═════ GIVEN DATA

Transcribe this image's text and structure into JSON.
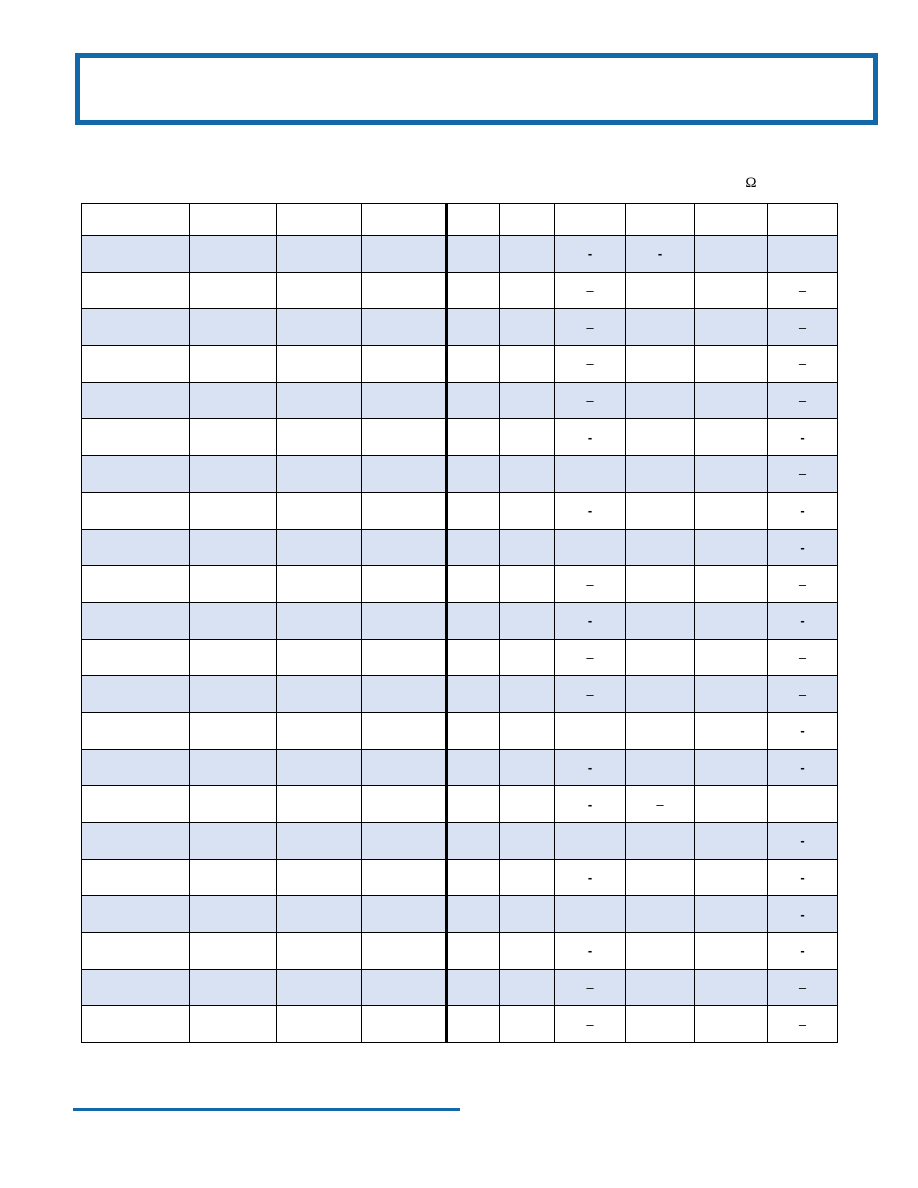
{
  "colors": {
    "accent_blue": "#1268A8",
    "row_shade": "#D9E2F3",
    "grid": "#000000"
  },
  "header_box": {
    "text": ""
  },
  "table": {
    "unit_label": "Ω",
    "columns": [
      "",
      "",
      "",
      "",
      "",
      "",
      "",
      "",
      "",
      ""
    ],
    "rows": [
      [
        "",
        "",
        "",
        "",
        "",
        "",
        "-",
        "-",
        "",
        ""
      ],
      [
        "",
        "",
        "",
        "",
        "",
        "",
        "–",
        "",
        "",
        "–"
      ],
      [
        "",
        "",
        "",
        "",
        "",
        "",
        "–",
        "",
        "",
        "–"
      ],
      [
        "",
        "",
        "",
        "",
        "",
        "",
        "–",
        "",
        "",
        "–"
      ],
      [
        "",
        "",
        "",
        "",
        "",
        "",
        "–",
        "",
        "",
        "–"
      ],
      [
        "",
        "",
        "",
        "",
        "",
        "",
        "-",
        "",
        "",
        "-"
      ],
      [
        "",
        "",
        "",
        "",
        "",
        "",
        "",
        "",
        "",
        "–"
      ],
      [
        "",
        "",
        "",
        "",
        "",
        "",
        "-",
        "",
        "",
        "-"
      ],
      [
        "",
        "",
        "",
        "",
        "",
        "",
        "",
        "",
        "",
        "-"
      ],
      [
        "",
        "",
        "",
        "",
        "",
        "",
        "–",
        "",
        "",
        "–"
      ],
      [
        "",
        "",
        "",
        "",
        "",
        "",
        "-",
        "",
        "",
        "-"
      ],
      [
        "",
        "",
        "",
        "",
        "",
        "",
        "–",
        "",
        "",
        "–"
      ],
      [
        "",
        "",
        "",
        "",
        "",
        "",
        "–",
        "",
        "",
        "–"
      ],
      [
        "",
        "",
        "",
        "",
        "",
        "",
        "",
        "",
        "",
        "-"
      ],
      [
        "",
        "",
        "",
        "",
        "",
        "",
        "-",
        "",
        "",
        "-"
      ],
      [
        "",
        "",
        "",
        "",
        "",
        "",
        "-",
        "–",
        "",
        ""
      ],
      [
        "",
        "",
        "",
        "",
        "",
        "",
        "",
        "",
        "",
        "-"
      ],
      [
        "",
        "",
        "",
        "",
        "",
        "",
        "-",
        "",
        "",
        "-"
      ],
      [
        "",
        "",
        "",
        "",
        "",
        "",
        "",
        "",
        "",
        "-"
      ],
      [
        "",
        "",
        "",
        "",
        "",
        "",
        "-",
        "",
        "",
        "-"
      ],
      [
        "",
        "",
        "",
        "",
        "",
        "",
        "–",
        "",
        "",
        "–"
      ],
      [
        "",
        "",
        "",
        "",
        "",
        "",
        "–",
        "",
        "",
        "–"
      ]
    ]
  },
  "footnote_rule": {}
}
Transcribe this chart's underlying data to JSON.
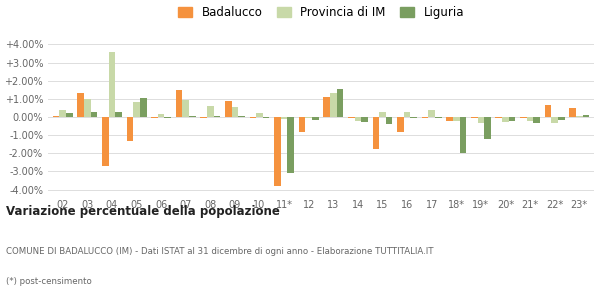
{
  "categories": [
    "02",
    "03",
    "04",
    "05",
    "06",
    "07",
    "08",
    "09",
    "10",
    "11*",
    "12",
    "13",
    "14",
    "15",
    "16",
    "17",
    "18*",
    "19*",
    "20*",
    "21*",
    "22*",
    "23*"
  ],
  "badalucco": [
    0.05,
    1.3,
    -2.7,
    -1.35,
    -0.05,
    1.5,
    -0.05,
    0.9,
    -0.05,
    -3.8,
    -0.8,
    1.1,
    -0.05,
    -1.75,
    -0.85,
    -0.05,
    -0.2,
    -0.05,
    -0.05,
    -0.05,
    0.65,
    0.5
  ],
  "provincia": [
    0.4,
    1.0,
    3.6,
    0.85,
    0.15,
    0.95,
    0.6,
    0.55,
    0.2,
    -0.1,
    -0.05,
    1.35,
    -0.2,
    0.25,
    0.3,
    0.4,
    -0.2,
    -0.35,
    -0.25,
    -0.2,
    -0.35,
    0.05
  ],
  "liguria": [
    0.2,
    0.3,
    0.3,
    1.05,
    -0.05,
    0.05,
    0.05,
    0.05,
    -0.05,
    -3.1,
    -0.15,
    1.55,
    -0.3,
    -0.4,
    -0.05,
    -0.05,
    -2.0,
    -1.2,
    -0.2,
    -0.35,
    -0.15,
    0.1
  ],
  "bar_color_badalucco": "#f5923e",
  "bar_color_provincia": "#c8d9a8",
  "bar_color_liguria": "#7a9e60",
  "title": "Variazione percentuale della popolazione",
  "subtitle2": "COMUNE DI BADALUCCO (IM) - Dati ISTAT al 31 dicembre di ogni anno - Elaborazione TUTTITALIA.IT",
  "subtitle3": "(*) post-censimento",
  "legend_labels": [
    "Badalucco",
    "Provincia di IM",
    "Liguria"
  ],
  "yticks": [
    -4.0,
    -3.0,
    -2.0,
    -1.0,
    0.0,
    1.0,
    2.0,
    3.0,
    4.0
  ],
  "ytick_labels": [
    "-4.00%",
    "-3.00%",
    "-2.00%",
    "-1.00%",
    "0.00%",
    "+1.00%",
    "+2.00%",
    "+3.00%",
    "+4.00%"
  ],
  "ylim": [
    -4.3,
    4.3
  ],
  "background_color": "#ffffff",
  "grid_color": "#dddddd"
}
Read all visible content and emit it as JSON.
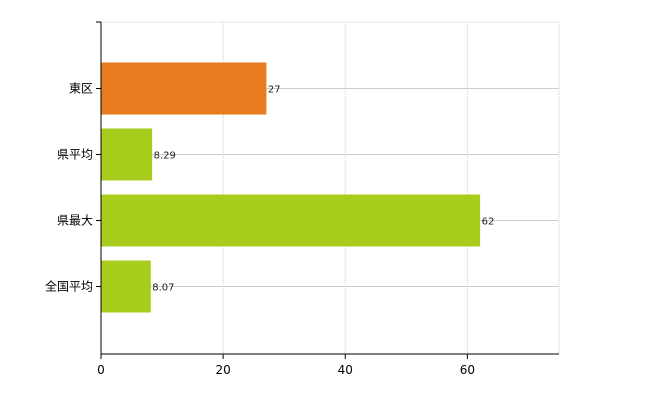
{
  "chart_data": {
    "type": "bar",
    "orientation": "horizontal",
    "categories": [
      "東区",
      "県平均",
      "県最大",
      "全国平均"
    ],
    "values": [
      27,
      8.29,
      62,
      8.07
    ],
    "data_labels": [
      "27",
      "8.29",
      "62",
      "8.07"
    ],
    "bar_colors": [
      "#e87b1e",
      "#a8cc1c",
      "#a8cc1c",
      "#a8cc1c"
    ],
    "xlim": [
      0,
      75
    ],
    "xticks": [
      0,
      20,
      40,
      60
    ],
    "xtick_labels": [
      "0",
      "20",
      "40",
      "60"
    ],
    "grid": true,
    "title": "",
    "xlabel": "",
    "ylabel": ""
  }
}
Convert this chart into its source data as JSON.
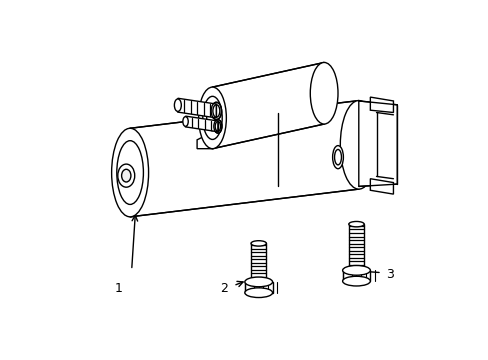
{
  "background_color": "#ffffff",
  "line_color": "#000000",
  "line_width": 1.0,
  "figsize": [
    4.89,
    3.6
  ],
  "dpi": 100
}
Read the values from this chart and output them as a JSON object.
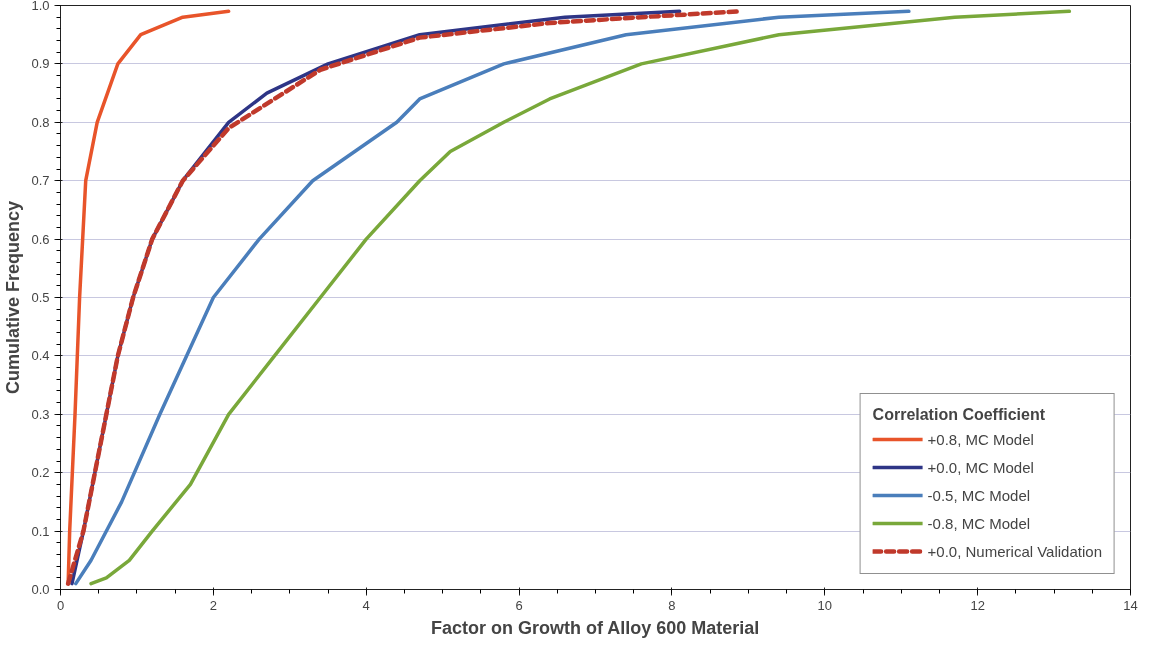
{
  "chart_data": {
    "type": "line",
    "xlabel": "Factor on Growth of Alloy 600 Material",
    "ylabel": "Cumulative Frequency",
    "legend_title": "Correlation Coefficient",
    "legend": "bottom right",
    "grid": "y",
    "xlim": [
      0,
      14
    ],
    "xticks": [
      0,
      2,
      4,
      6,
      8,
      10,
      12,
      14
    ],
    "ylim": [
      0,
      1
    ],
    "yticks": [
      {
        "value": 0,
        "label": "0.0"
      },
      0.1,
      0.2,
      0.3,
      0.4,
      0.5,
      0.6,
      0.7,
      0.8,
      0.9,
      {
        "value": 1,
        "label": "1.0"
      }
    ],
    "series": [
      {
        "name": "+0.8, MC Model",
        "color": "#e8542a",
        "line_style": "solid",
        "x": [
          0.1,
          0.12,
          0.19,
          0.25,
          0.33,
          0.48,
          0.75,
          1.05,
          1.6,
          2.2
        ],
        "values": [
          0.01,
          0.1,
          0.3,
          0.5,
          0.7,
          0.8,
          0.9,
          0.95,
          0.98,
          0.99
        ]
      },
      {
        "name": "+0.0, MC Model",
        "color": "#2e3586",
        "line_style": "solid",
        "x": [
          0.15,
          0.3,
          0.45,
          0.6,
          0.75,
          0.95,
          1.2,
          1.6,
          2.2,
          2.7,
          3.5,
          4.7,
          6.6,
          8.1
        ],
        "values": [
          0.01,
          0.1,
          0.2,
          0.3,
          0.4,
          0.5,
          0.6,
          0.7,
          0.8,
          0.85,
          0.9,
          0.95,
          0.98,
          0.99
        ]
      },
      {
        "name": "-0.5, MC Model",
        "color": "#4a7ebb",
        "line_style": "solid",
        "x": [
          0.2,
          0.4,
          0.8,
          1.3,
          2.0,
          2.6,
          3.3,
          4.4,
          4.7,
          5.8,
          7.4,
          9.4,
          11.1
        ],
        "values": [
          0.01,
          0.05,
          0.15,
          0.3,
          0.5,
          0.6,
          0.7,
          0.8,
          0.84,
          0.9,
          0.95,
          0.98,
          0.99
        ]
      },
      {
        "name": "-0.8, MC Model",
        "color": "#79a83a",
        "line_style": "solid",
        "x": [
          0.4,
          0.6,
          0.9,
          1.2,
          1.7,
          2.2,
          2.8,
          3.4,
          4.0,
          4.7,
          5.1,
          5.8,
          6.4,
          7.6,
          9.4,
          11.7,
          13.2
        ],
        "values": [
          0.01,
          0.02,
          0.05,
          0.1,
          0.18,
          0.3,
          0.4,
          0.5,
          0.6,
          0.7,
          0.75,
          0.8,
          0.84,
          0.9,
          0.95,
          0.98,
          0.99
        ]
      },
      {
        "name": "+0.0, Numerical Validation",
        "color": "#c0392b",
        "line_style": "dashed",
        "x": [
          0.1,
          0.3,
          0.45,
          0.6,
          0.75,
          0.95,
          1.2,
          1.6,
          2.2,
          3.4,
          4.7,
          6.4,
          7.6,
          8.9
        ],
        "values": [
          0.01,
          0.1,
          0.2,
          0.3,
          0.4,
          0.5,
          0.6,
          0.7,
          0.79,
          0.89,
          0.945,
          0.97,
          0.98,
          0.99
        ]
      }
    ]
  }
}
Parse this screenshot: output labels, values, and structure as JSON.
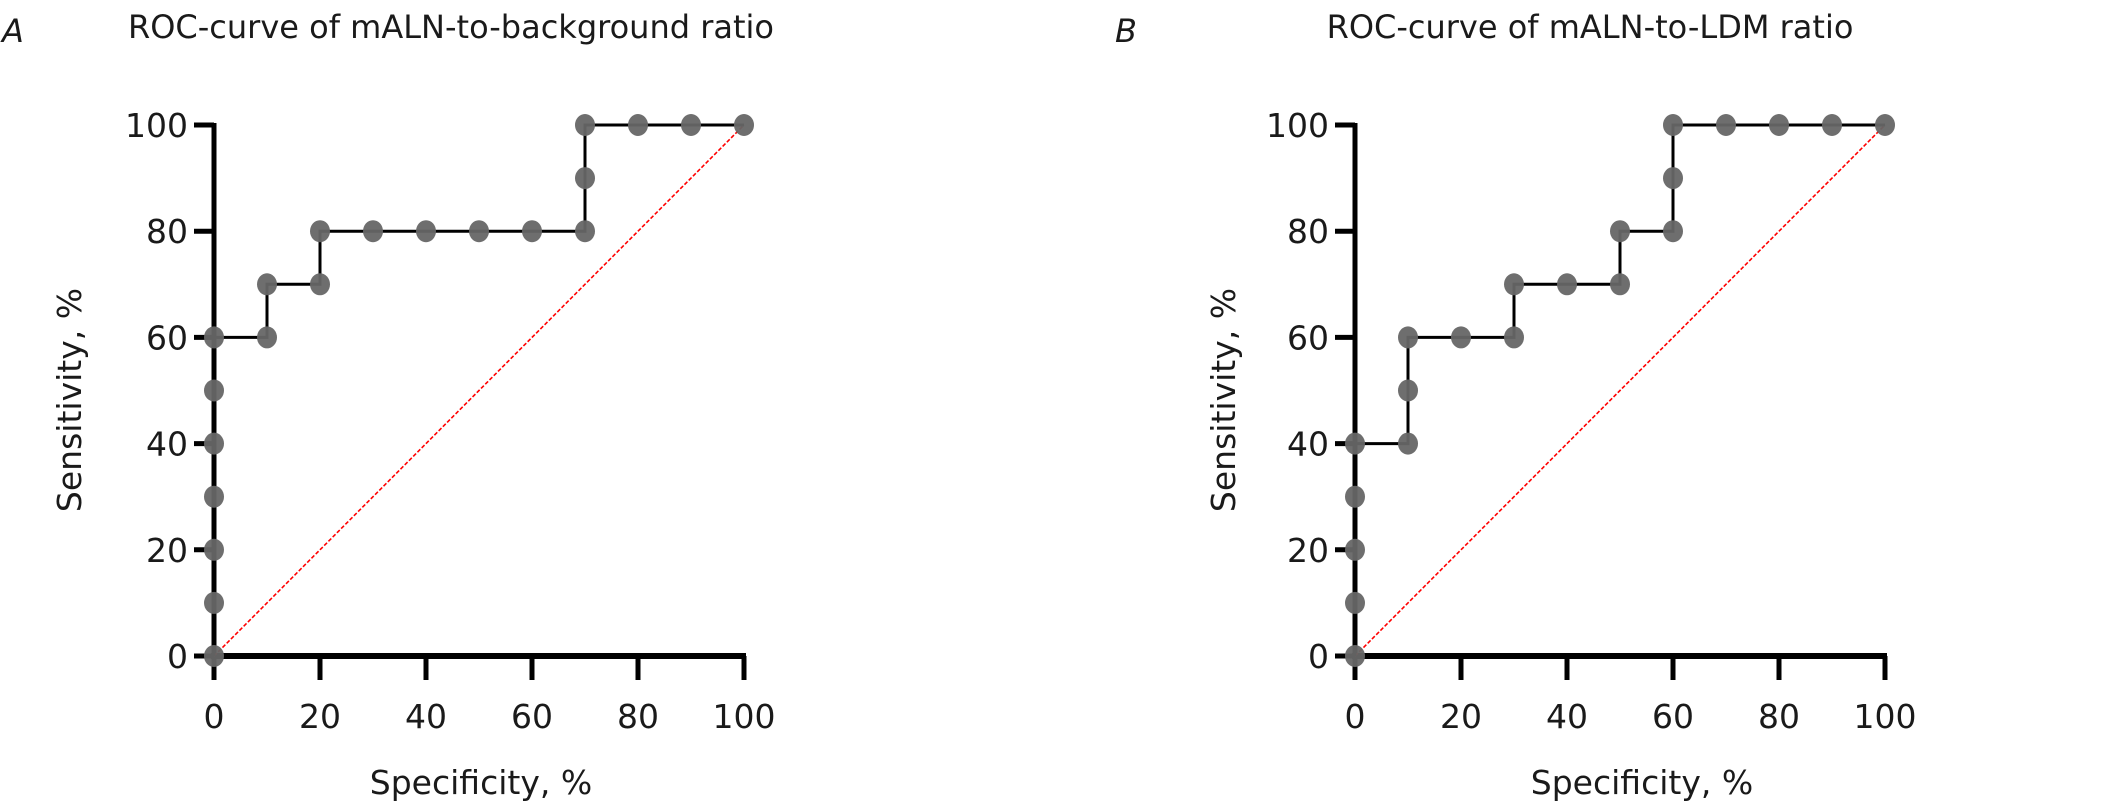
{
  "chart_data": [
    {
      "type": "line",
      "panel_label": "A",
      "title": "ROC-curve of mALN-to-background ratio",
      "xlabel": "Specificity, %",
      "ylabel": "Sensitivity, %",
      "xlim": [
        0,
        100
      ],
      "ylim": [
        0,
        100
      ],
      "xticks": [
        0,
        20,
        40,
        60,
        80,
        100
      ],
      "yticks": [
        0,
        20,
        40,
        60,
        80,
        100
      ],
      "grid": false,
      "series": [
        {
          "name": "ROC curve",
          "style": "step-with-markers",
          "color": "#000000",
          "marker_color": "#666666",
          "x": [
            0,
            0,
            0,
            0,
            0,
            0,
            0,
            10,
            10,
            20,
            20,
            30,
            40,
            50,
            60,
            70,
            70,
            70,
            80,
            90,
            100
          ],
          "y": [
            0,
            10,
            20,
            30,
            40,
            50,
            60,
            60,
            70,
            70,
            80,
            80,
            80,
            80,
            80,
            80,
            90,
            100,
            100,
            100,
            100
          ]
        },
        {
          "name": "Reference line",
          "style": "dashed",
          "color": "#ff0000",
          "x": [
            0,
            100
          ],
          "y": [
            0,
            100
          ]
        }
      ]
    },
    {
      "type": "line",
      "panel_label": "B",
      "title": "ROC-curve of mALN-to-LDM ratio",
      "xlabel": "Specificity, %",
      "ylabel": "Sensitivity, %",
      "xlim": [
        0,
        100
      ],
      "ylim": [
        0,
        100
      ],
      "xticks": [
        0,
        20,
        40,
        60,
        80,
        100
      ],
      "yticks": [
        0,
        20,
        40,
        60,
        80,
        100
      ],
      "grid": false,
      "series": [
        {
          "name": "ROC curve",
          "style": "step-with-markers",
          "color": "#000000",
          "marker_color": "#666666",
          "x": [
            0,
            0,
            0,
            0,
            0,
            10,
            10,
            10,
            20,
            30,
            30,
            40,
            50,
            50,
            60,
            60,
            60,
            70,
            80,
            90,
            100
          ],
          "y": [
            0,
            10,
            20,
            30,
            40,
            40,
            50,
            60,
            60,
            60,
            70,
            70,
            70,
            80,
            80,
            90,
            100,
            100,
            100,
            100,
            100
          ]
        },
        {
          "name": "Reference line",
          "style": "dashed",
          "color": "#ff0000",
          "x": [
            0,
            100
          ],
          "y": [
            0,
            100
          ]
        }
      ]
    }
  ]
}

══════════

Copy every line above in which the string "structure" shows up.

=== EXERCISE RESULT ===
Transcribe this image's text and structure into JSON.
Parse this screenshot: output labels, values, and structure as JSON.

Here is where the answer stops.